Document text:
The machine playing here at SeeburgRemote.Net was manufactured in 1953. It has a flip-down glass door with a knob (others of this era had either a keyed lock instead of a knob, or a three-panel sliding glass door). It came with a set of black hairpin-shaped legs made of steel, though currently it resides closer to eye-level, leglessly, atop a large lateral file cabinet. It's pretty heavy.
It also came with a small brown vinyl book with a hundred numbered pockets behind little cellophane windows. As owner of the LU, you were meant to slip those small paper slips, typically displayed in coin-op jukes showing the artist's name and the song titles, into each of the little pockets so as to keep track of which records are in each slot without having to resort to, say, a notebook and a pencil.
As discussed on the FAQ Page, this LU has undergone some modifications that permit it to play records in stereo and at a lighter tracking force than that of the original tone arm and monaural cartridge it shipped with originally. Then of course there's all the internet stuff.

Extracted data:
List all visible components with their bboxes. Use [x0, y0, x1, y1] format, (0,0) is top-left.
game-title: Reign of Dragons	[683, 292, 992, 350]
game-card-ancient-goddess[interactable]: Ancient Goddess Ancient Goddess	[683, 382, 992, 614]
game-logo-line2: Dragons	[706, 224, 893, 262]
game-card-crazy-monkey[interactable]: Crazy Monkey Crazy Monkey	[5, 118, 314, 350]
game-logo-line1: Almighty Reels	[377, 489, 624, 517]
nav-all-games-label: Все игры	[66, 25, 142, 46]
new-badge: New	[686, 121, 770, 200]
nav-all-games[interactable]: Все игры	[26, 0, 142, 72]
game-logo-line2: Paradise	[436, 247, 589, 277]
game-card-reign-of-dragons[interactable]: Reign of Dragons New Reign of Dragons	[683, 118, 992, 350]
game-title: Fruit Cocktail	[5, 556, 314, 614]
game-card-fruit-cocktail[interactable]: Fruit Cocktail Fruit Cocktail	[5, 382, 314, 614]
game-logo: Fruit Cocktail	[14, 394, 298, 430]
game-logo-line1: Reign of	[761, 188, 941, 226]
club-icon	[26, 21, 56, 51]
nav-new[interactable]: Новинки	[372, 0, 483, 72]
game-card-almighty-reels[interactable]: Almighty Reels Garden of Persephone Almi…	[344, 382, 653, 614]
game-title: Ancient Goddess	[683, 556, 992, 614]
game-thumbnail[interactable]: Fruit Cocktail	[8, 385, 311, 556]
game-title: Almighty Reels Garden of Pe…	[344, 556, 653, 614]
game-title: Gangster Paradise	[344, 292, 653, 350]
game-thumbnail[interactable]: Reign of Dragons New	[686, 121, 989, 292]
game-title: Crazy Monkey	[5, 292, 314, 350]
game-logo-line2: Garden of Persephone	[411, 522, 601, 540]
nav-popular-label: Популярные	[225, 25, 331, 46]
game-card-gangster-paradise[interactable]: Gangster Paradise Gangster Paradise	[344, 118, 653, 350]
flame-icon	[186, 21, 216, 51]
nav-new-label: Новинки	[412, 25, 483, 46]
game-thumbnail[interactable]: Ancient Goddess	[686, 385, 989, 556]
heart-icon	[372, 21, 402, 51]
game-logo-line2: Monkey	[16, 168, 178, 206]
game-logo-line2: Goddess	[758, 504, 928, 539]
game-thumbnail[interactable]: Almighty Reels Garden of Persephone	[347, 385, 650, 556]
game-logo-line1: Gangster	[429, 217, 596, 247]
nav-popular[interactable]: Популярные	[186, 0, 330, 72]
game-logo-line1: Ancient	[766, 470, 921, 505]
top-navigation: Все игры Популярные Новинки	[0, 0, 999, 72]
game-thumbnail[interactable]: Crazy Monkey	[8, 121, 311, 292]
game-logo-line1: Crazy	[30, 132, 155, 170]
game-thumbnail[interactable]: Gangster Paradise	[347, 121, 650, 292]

Problems to work on:
1/ According to the text about the 1953 jukebox, what material were the hairpin-shaped legs that came with the machine made of?
2/ Write a continuation of the text about the 1953 jukebox, starting after its final sentence.

Your responses:
1/ Steel.

2/
In the iPod age, what is the value of a mechanical device for playing records?
For me, there's almost a life lesson in it. Records, as you play them, change. They wear. They sound ever so slightly different every time they speak. They don't last forever. You can pack them away in a box and think about them as these abstract objects you own, or you can bring them out and play them, destroying them gradually in the process.
And this box, with all the moving parts, made so long ago, yet it was so magnificently well-designed that nearly sixty years later, it operates as well as (better than?) it did the day it rolled off the production line. Nothing else in my home as old as this gets daily use, and I would be hard-pressed to name anything that does that I can forsee being in this kind of operational condition a half-century down the road.
Then there are the records. Some of these are, yes, "hits" popular enough to have been digitized and copied a million times over. They'll be around as long as data is read. But at least a few of these, perhaps there are only copies numbering in the dozens, maybe hundreds. How many of them have been heard by anyone in the last year? The last decade? Sometimes as I listen to these records, I try to imagine the whole experience of everyone who was there the day that the sounds drifting through the air hit the diaphragm of the microphone and begin their long, inexorable march through time towards obscurity, towards immortality, towards archeology. Singles, especially, were so often the work of artists and labels too poor (or unsuccessful) to merit the investment of the long-play album.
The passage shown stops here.